=== Exercise objective ===
Copy all of the records below verbatim.

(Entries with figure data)
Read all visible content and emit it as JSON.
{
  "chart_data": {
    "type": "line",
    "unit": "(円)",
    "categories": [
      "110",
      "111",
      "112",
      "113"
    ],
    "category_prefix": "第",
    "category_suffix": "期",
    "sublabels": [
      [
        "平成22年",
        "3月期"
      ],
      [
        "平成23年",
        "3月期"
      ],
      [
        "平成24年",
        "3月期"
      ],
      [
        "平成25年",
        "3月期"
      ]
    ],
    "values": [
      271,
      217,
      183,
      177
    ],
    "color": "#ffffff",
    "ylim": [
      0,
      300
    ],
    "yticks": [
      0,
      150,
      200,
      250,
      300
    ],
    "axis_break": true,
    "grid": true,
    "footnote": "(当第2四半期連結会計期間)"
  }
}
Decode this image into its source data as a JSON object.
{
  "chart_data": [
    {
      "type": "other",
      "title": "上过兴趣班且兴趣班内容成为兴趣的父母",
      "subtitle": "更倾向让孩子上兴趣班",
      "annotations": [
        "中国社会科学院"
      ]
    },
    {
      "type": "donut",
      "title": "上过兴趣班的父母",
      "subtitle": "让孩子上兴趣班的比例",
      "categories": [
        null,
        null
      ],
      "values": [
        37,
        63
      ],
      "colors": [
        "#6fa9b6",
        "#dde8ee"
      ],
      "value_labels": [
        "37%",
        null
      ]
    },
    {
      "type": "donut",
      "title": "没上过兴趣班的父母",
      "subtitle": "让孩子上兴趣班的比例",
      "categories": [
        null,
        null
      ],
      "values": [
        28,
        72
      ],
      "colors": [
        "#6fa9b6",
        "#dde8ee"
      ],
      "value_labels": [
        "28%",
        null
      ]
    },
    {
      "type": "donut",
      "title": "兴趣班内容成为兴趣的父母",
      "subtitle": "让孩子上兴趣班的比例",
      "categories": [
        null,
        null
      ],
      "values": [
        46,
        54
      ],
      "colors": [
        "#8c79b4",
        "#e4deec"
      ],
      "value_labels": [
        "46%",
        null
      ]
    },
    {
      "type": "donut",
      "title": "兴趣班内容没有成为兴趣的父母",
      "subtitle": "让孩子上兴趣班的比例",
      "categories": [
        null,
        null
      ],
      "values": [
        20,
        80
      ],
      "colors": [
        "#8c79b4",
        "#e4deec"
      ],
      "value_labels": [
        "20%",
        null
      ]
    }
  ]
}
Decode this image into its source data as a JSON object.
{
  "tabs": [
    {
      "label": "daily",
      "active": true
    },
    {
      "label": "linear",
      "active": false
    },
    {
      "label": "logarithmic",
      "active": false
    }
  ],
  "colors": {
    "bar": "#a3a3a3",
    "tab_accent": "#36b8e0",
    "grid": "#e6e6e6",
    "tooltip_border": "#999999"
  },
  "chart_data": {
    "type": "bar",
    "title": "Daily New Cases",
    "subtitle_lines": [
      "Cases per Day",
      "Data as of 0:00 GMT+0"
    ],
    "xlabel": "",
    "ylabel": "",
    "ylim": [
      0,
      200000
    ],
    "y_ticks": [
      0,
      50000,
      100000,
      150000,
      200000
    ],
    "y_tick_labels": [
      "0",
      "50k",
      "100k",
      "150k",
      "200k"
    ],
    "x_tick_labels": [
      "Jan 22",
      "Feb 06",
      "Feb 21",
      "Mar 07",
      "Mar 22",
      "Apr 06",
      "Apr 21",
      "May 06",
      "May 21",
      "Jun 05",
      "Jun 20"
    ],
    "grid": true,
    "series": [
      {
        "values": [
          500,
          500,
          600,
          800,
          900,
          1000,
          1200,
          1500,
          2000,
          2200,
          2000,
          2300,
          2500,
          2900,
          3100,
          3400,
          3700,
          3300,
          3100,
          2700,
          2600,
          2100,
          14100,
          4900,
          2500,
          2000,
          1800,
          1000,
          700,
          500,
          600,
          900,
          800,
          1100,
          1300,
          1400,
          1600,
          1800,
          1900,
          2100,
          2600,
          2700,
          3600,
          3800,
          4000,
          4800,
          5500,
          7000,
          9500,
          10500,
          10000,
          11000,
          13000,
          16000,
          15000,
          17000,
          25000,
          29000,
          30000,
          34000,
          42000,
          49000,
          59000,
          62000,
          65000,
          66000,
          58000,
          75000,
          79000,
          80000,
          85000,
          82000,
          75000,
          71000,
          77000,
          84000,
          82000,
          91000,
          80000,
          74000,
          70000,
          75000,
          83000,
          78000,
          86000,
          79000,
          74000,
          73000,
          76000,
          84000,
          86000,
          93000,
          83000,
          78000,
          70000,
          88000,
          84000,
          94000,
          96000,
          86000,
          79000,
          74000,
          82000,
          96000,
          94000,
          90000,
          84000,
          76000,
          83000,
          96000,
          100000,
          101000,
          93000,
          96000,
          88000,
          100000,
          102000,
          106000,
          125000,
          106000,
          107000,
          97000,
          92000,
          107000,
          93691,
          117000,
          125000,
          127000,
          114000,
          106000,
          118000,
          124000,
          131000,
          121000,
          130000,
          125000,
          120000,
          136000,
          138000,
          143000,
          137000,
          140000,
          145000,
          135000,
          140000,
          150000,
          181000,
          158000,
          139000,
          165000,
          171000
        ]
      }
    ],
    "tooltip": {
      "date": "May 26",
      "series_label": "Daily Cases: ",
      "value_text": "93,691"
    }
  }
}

=== Completed exercise ===
Read all visible content and emit it as JSON.
{
  "chart_data": {
    "type": "line",
    "unit": "(円)",
    "categories": [
      "110",
      "111",
      "112",
      "113"
    ],
    "category_prefix": "第",
    "category_suffix": "期",
    "sublabels": [
      [
        "平成22年",
        "3月期"
      ],
      [
        "平成23年",
        "3月期"
      ],
      [
        "平成24年",
        "3月期"
      ],
      [
        "平成25年",
        "3月期"
      ]
    ],
    "values": [
      271,
      217,
      183,
      177
    ],
    "color": "#ffffff",
    "ylim": [
      0,
      300
    ],
    "yticks": [
      0,
      150,
      200,
      250,
      300
    ],
    "axis_break": true,
    "grid": true,
    "footnote": "(当第2四半期連結会計期間)"
  }
}
Decode this image into its source data as a JSON object.
{
  "chart_data": [
    {
      "type": "other",
      "title": "上过兴趣班且兴趣班内容成为兴趣的父母",
      "subtitle": "更倾向让孩子上兴趣班",
      "annotations": [
        "中国社会科学院"
      ]
    },
    {
      "type": "donut",
      "title": "上过兴趣班的父母",
      "subtitle": "让孩子上兴趣班的比例",
      "categories": [
        null,
        null
      ],
      "values": [
        37,
        63
      ],
      "colors": [
        "#6fa9b6",
        "#dde8ee"
      ],
      "value_labels": [
        "37%",
        null
      ]
    },
    {
      "type": "donut",
      "title": "没上过兴趣班的父母",
      "subtitle": "让孩子上兴趣班的比例",
      "categories": [
        null,
        null
      ],
      "values": [
        28,
        72
      ],
      "colors": [
        "#6fa9b6",
        "#dde8ee"
      ],
      "value_labels": [
        "28%",
        null
      ]
    },
    {
      "type": "donut",
      "title": "兴趣班内容成为兴趣的父母",
      "subtitle": "让孩子上兴趣班的比例",
      "categories": [
        null,
        null
      ],
      "values": [
        46,
        54
      ],
      "colors": [
        "#8c79b4",
        "#e4deec"
      ],
      "value_labels": [
        "46%",
        null
      ]
    },
    {
      "type": "donut",
      "title": "兴趣班内容没有成为兴趣的父母",
      "subtitle": "让孩子上兴趣班的比例",
      "categories": [
        null,
        null
      ],
      "values": [
        20,
        80
      ],
      "colors": [
        "#8c79b4",
        "#e4deec"
      ],
      "value_labels": [
        "20%",
        null
      ]
    }
  ]
}
Decode this image into its source data as a JSON object.
{
  "tabs": [
    {
      "label": "daily",
      "active": true
    },
    {
      "label": "linear",
      "active": false
    },
    {
      "label": "logarithmic",
      "active": false
    }
  ],
  "colors": {
    "bar": "#a3a3a3",
    "tab_accent": "#36b8e0",
    "grid": "#e6e6e6",
    "tooltip_border": "#999999"
  },
  "chart_data": {
    "type": "bar",
    "title": "Daily New Cases",
    "subtitle_lines": [
      "Cases per Day",
      "Data as of 0:00 GMT+0"
    ],
    "xlabel": "",
    "ylabel": "",
    "ylim": [
      0,
      200000
    ],
    "y_ticks": [
      0,
      50000,
      100000,
      150000,
      200000
    ],
    "y_tick_labels": [
      "0",
      "50k",
      "100k",
      "150k",
      "200k"
    ],
    "x_tick_labels": [
      "Jan 22",
      "Feb 06",
      "Feb 21",
      "Mar 07",
      "Mar 22",
      "Apr 06",
      "Apr 21",
      "May 06",
      "May 21",
      "Jun 05",
      "Jun 20"
    ],
    "grid": true,
    "series": [
      {
        "values": [
          500,
          500,
          600,
          800,
          900,
          1000,
          1200,
          1500,
          2000,
          2200,
          2000,
          2300,
          2500,
          2900,
          3100,
          3400,
          3700,
          3300,
          3100,
          2700,
          2600,
          2100,
          14100,
          4900,
          2500,
          2000,
          1800,
          1000,
          700,
          500,
          600,
          900,
          800,
          1100,
          1300,
          1400,
          1600,
          1800,
          1900,
          2100,
          2600,
          2700,
          3600,
          3800,
          4000,
          4800,
          5500,
          7000,
          9500,
          10500,
          10000,
          11000,
          13000,
          16000,
          15000,
          17000,
          25000,
          29000,
          30000,
          34000,
          42000,
          49000,
          59000,
          62000,
          65000,
          66000,
          58000,
          75000,
          79000,
          80000,
          85000,
          82000,
          75000,
          71000,
          77000,
          84000,
          82000,
          91000,
          80000,
          74000,
          70000,
          75000,
          83000,
          78000,
          86000,
          79000,
          74000,
          73000,
          76000,
          84000,
          86000,
          93000,
          83000,
          78000,
          70000,
          88000,
          84000,
          94000,
          96000,
          86000,
          79000,
          74000,
          82000,
          96000,
          94000,
          90000,
          84000,
          76000,
          83000,
          96000,
          100000,
          101000,
          93000,
          96000,
          88000,
          100000,
          102000,
          106000,
          125000,
          106000,
          107000,
          97000,
          92000,
          107000,
          93691,
          117000,
          125000,
          127000,
          114000,
          106000,
          118000,
          124000,
          131000,
          121000,
          130000,
          125000,
          120000,
          136000,
          138000,
          143000,
          137000,
          140000,
          145000,
          135000,
          140000,
          150000,
          181000,
          158000,
          139000,
          165000,
          171000
        ]
      }
    ],
    "tooltip": {
      "date": "May 26",
      "series_label": "Daily Cases: ",
      "value_text": "93,691"
    }
  }
}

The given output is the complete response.